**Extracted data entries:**
* * * * *

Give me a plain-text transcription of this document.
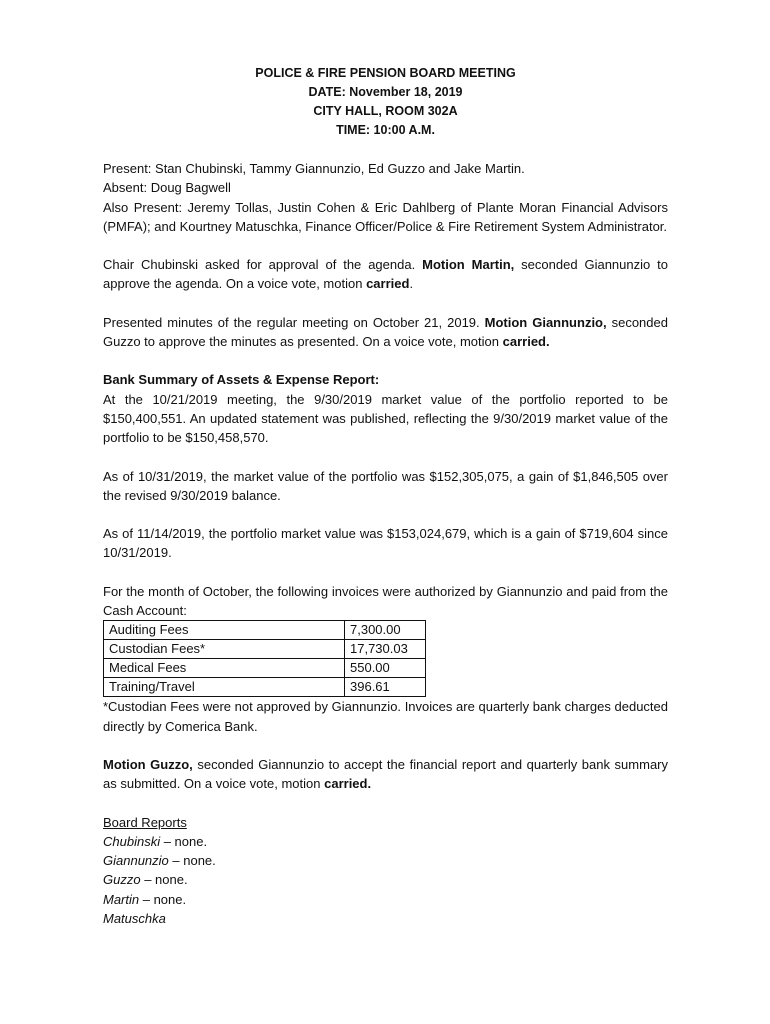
POLICE & FIRE PENSION BOARD MEETING
DATE: November 18, 2019
CITY HALL, ROOM 302A
TIME: 10:00 A.M.

Present: Stan Chubinski, Tammy Giannunzio, Ed Guzzo and Jake Martin.

Absent: Doug Bagwell

Also Present: Jeremy Tollas, Justin Cohen & Eric Dahlberg of Plante Moran Financial Advisors (PMFA); and Kourtney Matuschka, Finance Officer/Police & Fire Retirement System Administrator.

Chair Chubinski asked for approval of the agenda. Motion Martin, seconded Giannunzio to approve the agenda. On a voice vote, motion carried.

Presented minutes of the regular meeting on October 21, 2019. Motion Giannunzio, seconded Guzzo to approve the minutes as presented. On a voice vote, motion carried.

Bank Summary of Assets & Expense Report:

At the 10/21/2019 meeting, the 9/30/2019 market value of the portfolio reported to be $150,400,551. An updated statement was published, reflecting the 9/30/2019 market value of the portfolio to be $150,458,570.

As of 10/31/2019, the market value of the portfolio was $152,305,075, a gain of $1,846,505 over the revised 9/30/2019 balance.

As of 11/14/2019, the portfolio market value was $153,024,679, which is a gain of $719,604 since 10/31/2019.

For the month of October, the following invoices were authorized by Giannunzio and paid from the Cash Account:

Auditing Fees	7,300.00
Custodian Fees*	17,730.03
Medical Fees	550.00
Training/Travel	396.61

*Custodian Fees were not approved by Giannunzio. Invoices are quarterly bank charges deducted directly by Comerica Bank.

Motion Guzzo, seconded Giannunzio to accept the financial report and quarterly bank summary as submitted. On a voice vote, motion carried.

Board Reports

Chubinski – none.

Giannunzio – none.

Guzzo – none.

Martin – none.

Matuschka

* * * * *

**TASK REQUIREMENTS:**
Check each line of the records for the word "portfolio", and show the lines that contain it.

**SOLUTION BELOW:**
At the 10/21/2019 meeting, the 9/30/2019 market value of the portfolio reported to be $150,400,551. An updated statement was published, reflecting the 9/30/2019 market value of the portfolio to be $150,458,570.
As of 10/31/2019, the market value of the portfolio was $152,305,075, a gain of $1,846,505 over the revised 9/30/2019 balance.
As of 11/14/2019, the portfolio market value was $153,024,679, which is a gain of $719,604 since 10/31/2019.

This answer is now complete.